Chart and figure data
○ ○ ○ ○ ○ ○ ○

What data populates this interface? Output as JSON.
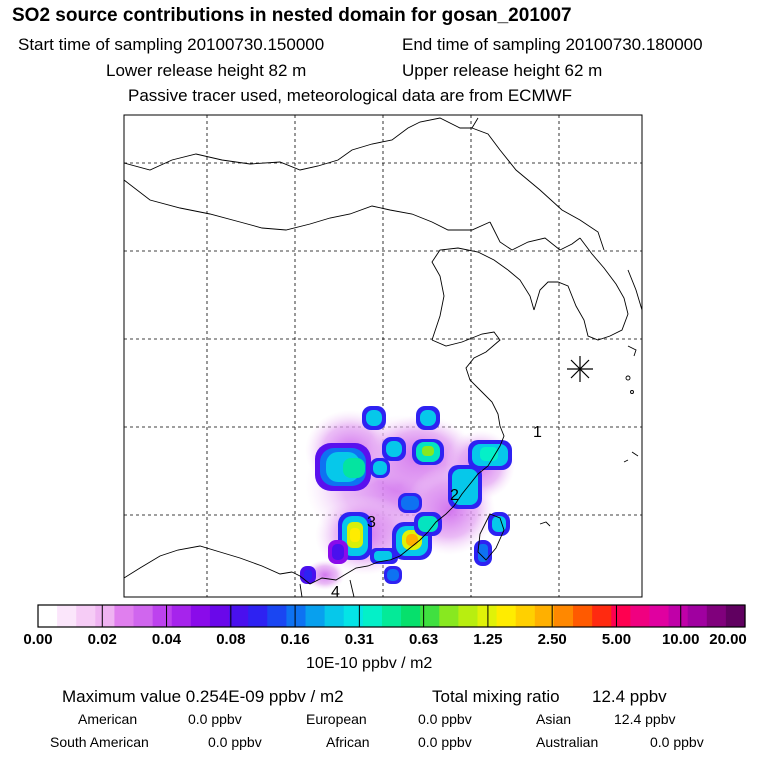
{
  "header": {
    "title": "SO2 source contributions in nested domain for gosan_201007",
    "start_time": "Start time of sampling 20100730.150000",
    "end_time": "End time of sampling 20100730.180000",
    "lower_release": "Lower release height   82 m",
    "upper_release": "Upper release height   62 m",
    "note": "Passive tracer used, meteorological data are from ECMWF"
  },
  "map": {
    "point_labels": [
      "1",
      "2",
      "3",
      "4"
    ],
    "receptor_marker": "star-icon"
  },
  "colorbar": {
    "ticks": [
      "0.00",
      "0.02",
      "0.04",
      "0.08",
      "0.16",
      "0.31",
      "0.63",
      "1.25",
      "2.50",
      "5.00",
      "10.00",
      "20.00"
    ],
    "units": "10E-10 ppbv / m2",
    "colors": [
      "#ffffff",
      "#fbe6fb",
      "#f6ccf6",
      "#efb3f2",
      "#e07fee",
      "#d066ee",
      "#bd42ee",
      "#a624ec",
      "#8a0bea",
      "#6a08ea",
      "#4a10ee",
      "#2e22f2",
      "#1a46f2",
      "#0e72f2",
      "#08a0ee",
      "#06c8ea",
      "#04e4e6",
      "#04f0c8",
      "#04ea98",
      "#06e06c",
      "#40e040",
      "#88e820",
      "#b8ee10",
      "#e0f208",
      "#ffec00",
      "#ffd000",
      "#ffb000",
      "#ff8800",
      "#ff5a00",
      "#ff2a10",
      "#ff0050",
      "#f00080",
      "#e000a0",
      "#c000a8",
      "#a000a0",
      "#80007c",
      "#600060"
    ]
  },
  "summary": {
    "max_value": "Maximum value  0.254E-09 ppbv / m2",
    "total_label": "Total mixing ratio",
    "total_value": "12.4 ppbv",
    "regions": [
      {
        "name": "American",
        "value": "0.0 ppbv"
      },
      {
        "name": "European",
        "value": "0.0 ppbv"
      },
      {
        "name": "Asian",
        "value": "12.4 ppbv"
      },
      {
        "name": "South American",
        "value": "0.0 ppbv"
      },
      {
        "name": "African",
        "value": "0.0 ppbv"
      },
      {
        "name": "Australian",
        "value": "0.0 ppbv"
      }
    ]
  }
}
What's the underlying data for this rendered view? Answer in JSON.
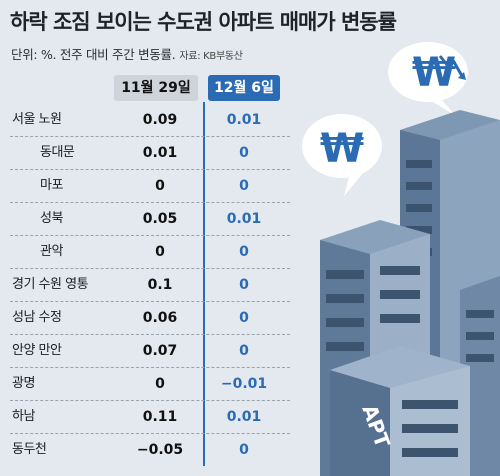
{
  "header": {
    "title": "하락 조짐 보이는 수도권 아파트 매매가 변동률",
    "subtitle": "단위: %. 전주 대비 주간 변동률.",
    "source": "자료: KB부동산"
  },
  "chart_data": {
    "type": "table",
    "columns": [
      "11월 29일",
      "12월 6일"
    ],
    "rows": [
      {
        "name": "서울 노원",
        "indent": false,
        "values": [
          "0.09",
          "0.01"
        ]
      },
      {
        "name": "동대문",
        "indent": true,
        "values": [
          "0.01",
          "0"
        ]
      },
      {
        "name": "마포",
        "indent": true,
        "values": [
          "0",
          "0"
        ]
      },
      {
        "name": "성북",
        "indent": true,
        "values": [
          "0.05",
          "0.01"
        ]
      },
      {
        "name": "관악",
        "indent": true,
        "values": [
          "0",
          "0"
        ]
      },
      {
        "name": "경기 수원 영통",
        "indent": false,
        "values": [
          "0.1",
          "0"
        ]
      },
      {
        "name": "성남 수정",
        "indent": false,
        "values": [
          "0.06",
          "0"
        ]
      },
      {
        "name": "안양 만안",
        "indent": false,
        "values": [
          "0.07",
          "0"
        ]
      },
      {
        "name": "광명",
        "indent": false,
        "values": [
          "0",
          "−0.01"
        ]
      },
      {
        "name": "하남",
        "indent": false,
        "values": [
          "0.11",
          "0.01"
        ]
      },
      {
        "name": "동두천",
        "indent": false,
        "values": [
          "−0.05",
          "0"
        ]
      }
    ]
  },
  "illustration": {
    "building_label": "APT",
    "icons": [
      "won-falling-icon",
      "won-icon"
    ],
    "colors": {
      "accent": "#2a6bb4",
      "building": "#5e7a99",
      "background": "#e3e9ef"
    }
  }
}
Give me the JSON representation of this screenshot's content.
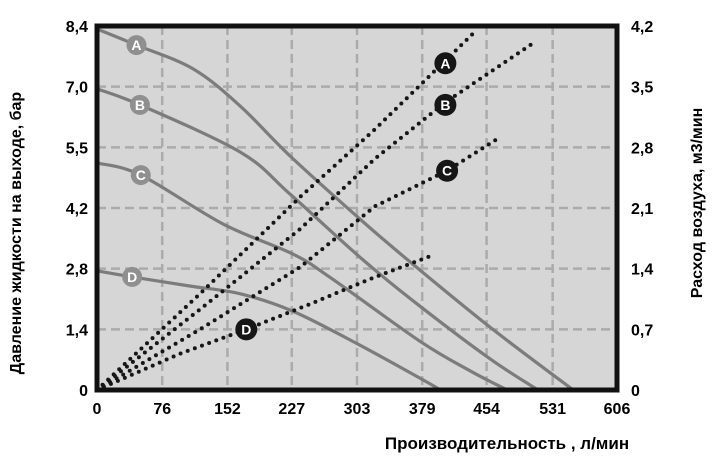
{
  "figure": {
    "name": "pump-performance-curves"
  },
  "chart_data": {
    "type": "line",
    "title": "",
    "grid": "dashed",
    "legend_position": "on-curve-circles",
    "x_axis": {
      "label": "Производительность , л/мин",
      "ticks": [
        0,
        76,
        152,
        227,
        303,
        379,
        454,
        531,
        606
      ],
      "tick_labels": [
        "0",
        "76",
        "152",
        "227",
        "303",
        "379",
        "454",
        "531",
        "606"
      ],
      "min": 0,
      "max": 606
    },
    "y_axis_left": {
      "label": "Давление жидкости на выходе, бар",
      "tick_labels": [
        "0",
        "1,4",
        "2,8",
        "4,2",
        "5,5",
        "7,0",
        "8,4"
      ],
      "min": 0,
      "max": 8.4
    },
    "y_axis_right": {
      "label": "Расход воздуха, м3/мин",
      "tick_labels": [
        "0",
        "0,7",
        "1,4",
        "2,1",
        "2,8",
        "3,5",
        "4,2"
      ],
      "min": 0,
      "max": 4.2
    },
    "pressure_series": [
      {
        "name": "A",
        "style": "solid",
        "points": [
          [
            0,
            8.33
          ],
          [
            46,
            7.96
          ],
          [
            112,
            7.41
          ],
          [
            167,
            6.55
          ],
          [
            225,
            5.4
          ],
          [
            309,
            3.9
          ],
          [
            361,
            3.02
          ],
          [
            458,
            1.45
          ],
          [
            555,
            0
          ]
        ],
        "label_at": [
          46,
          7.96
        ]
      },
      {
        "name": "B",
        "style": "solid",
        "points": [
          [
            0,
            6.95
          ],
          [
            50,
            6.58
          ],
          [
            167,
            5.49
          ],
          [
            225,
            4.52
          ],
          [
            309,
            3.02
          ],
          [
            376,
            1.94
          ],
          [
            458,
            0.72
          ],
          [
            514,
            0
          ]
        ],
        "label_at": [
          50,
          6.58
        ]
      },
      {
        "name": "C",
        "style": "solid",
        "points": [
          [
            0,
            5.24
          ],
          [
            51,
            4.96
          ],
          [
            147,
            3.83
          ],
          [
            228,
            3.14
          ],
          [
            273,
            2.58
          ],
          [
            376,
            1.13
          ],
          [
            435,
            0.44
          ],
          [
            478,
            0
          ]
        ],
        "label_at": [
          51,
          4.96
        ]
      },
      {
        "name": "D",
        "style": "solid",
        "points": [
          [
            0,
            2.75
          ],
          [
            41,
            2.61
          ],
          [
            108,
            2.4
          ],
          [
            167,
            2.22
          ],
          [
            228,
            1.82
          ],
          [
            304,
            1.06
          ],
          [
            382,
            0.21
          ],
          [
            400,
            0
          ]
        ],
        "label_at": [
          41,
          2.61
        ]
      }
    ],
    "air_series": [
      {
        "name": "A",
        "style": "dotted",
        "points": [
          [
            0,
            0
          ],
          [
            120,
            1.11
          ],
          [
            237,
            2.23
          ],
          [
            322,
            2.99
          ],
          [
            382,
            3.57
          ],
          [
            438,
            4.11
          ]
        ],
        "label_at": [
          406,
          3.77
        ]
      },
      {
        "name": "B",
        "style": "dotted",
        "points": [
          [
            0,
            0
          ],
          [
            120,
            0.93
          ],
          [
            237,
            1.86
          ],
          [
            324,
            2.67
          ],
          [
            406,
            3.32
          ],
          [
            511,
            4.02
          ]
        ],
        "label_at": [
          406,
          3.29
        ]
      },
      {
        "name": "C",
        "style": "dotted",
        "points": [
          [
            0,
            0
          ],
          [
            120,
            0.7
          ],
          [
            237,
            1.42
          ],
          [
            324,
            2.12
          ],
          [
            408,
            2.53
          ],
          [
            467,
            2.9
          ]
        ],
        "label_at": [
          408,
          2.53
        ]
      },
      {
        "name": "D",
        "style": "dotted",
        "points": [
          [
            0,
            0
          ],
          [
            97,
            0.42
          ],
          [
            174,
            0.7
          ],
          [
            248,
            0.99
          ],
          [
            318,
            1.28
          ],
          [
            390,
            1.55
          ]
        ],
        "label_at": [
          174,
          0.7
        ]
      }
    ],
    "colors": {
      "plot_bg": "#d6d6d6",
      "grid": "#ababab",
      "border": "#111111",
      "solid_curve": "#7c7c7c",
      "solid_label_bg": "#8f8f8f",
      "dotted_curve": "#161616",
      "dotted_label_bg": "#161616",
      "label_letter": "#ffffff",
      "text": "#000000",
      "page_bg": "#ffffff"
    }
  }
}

○ ○ ○ ○ ○ ○ ○

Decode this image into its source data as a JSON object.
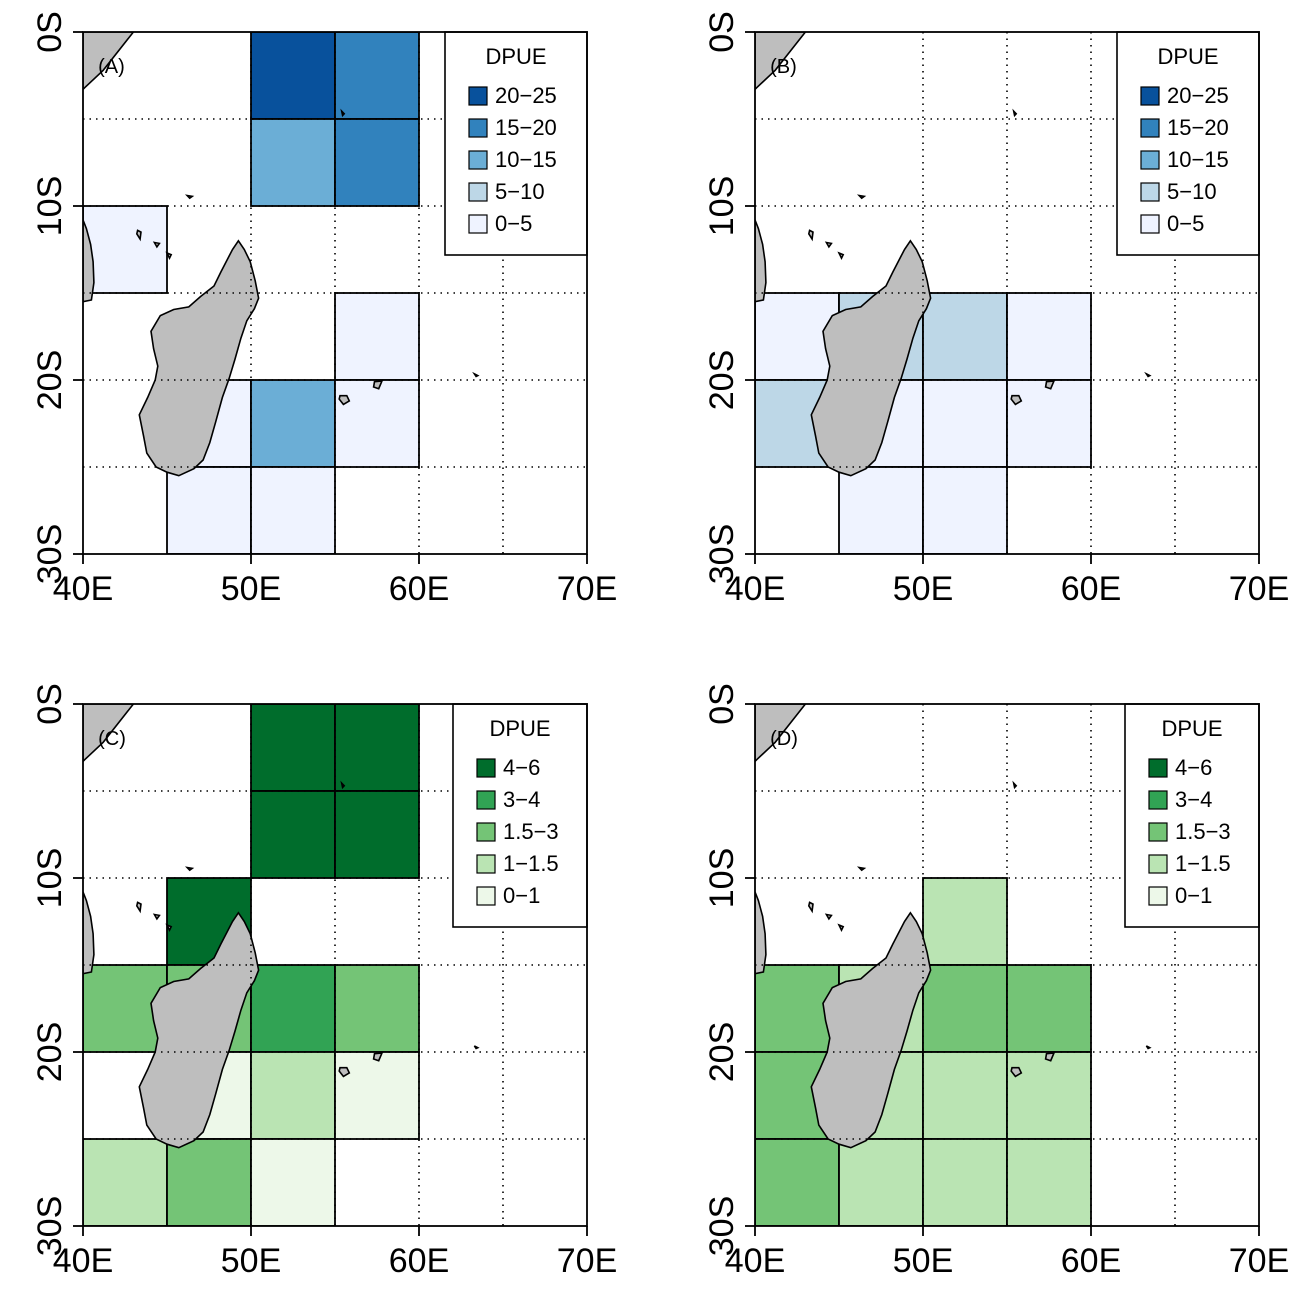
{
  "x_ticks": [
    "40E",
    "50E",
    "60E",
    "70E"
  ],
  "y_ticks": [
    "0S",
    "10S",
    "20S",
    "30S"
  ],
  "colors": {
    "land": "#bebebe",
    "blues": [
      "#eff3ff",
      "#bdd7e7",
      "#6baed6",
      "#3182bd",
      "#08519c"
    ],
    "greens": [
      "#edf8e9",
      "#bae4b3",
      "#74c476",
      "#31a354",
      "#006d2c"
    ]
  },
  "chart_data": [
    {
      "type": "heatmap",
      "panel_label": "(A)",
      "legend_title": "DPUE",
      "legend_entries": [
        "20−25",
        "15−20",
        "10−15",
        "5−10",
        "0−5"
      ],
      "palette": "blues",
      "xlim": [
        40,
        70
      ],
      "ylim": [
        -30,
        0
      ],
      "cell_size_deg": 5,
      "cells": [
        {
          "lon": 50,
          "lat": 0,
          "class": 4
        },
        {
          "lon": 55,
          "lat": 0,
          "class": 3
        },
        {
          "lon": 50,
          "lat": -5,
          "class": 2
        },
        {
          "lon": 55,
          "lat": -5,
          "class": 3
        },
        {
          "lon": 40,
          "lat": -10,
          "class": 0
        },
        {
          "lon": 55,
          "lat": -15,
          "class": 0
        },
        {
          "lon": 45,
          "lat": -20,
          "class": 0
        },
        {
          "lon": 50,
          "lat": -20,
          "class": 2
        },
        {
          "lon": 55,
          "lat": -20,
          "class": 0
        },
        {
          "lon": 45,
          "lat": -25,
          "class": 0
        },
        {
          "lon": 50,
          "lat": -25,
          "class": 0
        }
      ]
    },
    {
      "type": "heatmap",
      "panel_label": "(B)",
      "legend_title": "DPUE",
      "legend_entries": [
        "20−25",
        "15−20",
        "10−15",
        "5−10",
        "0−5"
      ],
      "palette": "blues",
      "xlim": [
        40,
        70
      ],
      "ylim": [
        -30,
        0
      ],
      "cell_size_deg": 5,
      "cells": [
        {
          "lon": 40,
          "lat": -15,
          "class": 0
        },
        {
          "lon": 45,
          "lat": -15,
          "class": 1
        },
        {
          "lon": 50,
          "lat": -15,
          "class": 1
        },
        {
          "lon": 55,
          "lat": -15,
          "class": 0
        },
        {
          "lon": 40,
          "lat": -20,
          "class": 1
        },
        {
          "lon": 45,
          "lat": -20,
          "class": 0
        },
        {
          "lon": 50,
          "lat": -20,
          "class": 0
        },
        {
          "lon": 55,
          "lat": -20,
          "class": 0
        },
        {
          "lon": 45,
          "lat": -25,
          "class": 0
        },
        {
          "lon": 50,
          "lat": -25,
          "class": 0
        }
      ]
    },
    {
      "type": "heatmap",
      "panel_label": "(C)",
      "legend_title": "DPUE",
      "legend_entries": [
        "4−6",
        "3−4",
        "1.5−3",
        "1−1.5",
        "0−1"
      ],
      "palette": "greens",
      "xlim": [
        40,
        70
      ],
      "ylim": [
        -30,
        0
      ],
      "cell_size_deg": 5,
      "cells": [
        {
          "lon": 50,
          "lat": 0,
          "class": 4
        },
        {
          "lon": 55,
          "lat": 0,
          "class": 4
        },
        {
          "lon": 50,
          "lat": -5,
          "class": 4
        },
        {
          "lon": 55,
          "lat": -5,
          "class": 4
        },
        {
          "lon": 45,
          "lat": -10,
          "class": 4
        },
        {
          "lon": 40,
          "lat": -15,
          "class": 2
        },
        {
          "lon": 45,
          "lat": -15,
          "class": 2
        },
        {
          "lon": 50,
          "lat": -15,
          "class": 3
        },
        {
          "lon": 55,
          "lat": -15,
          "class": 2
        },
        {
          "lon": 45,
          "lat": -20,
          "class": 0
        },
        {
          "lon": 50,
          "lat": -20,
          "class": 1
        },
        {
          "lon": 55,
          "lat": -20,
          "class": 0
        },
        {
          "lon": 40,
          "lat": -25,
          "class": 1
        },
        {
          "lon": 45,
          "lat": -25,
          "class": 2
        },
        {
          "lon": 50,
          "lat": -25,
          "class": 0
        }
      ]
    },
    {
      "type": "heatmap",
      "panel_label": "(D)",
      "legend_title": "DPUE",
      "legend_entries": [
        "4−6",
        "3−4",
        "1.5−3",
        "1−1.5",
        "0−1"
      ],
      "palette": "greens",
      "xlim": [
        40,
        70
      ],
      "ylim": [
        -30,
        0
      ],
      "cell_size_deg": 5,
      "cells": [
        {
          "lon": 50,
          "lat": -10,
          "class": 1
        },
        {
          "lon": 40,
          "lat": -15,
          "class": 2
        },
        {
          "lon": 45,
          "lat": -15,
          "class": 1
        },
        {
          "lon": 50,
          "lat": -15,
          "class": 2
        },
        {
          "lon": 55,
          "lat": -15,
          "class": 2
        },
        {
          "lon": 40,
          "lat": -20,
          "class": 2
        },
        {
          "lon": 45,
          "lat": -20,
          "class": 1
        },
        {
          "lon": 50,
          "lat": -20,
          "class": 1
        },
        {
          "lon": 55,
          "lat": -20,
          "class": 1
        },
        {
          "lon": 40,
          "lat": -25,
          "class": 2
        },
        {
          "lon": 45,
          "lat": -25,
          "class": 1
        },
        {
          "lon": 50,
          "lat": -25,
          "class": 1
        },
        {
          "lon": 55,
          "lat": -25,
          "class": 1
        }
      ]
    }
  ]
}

○ ○ ○ ○ ○ ○ ○

TASK :: Return every line in the listing that contains the word "time".

TASK RESPONSE ::
    "start_time": "Start time of sampling 20100730.150000",
    "end_time": "End time of sampling 20100730.180000",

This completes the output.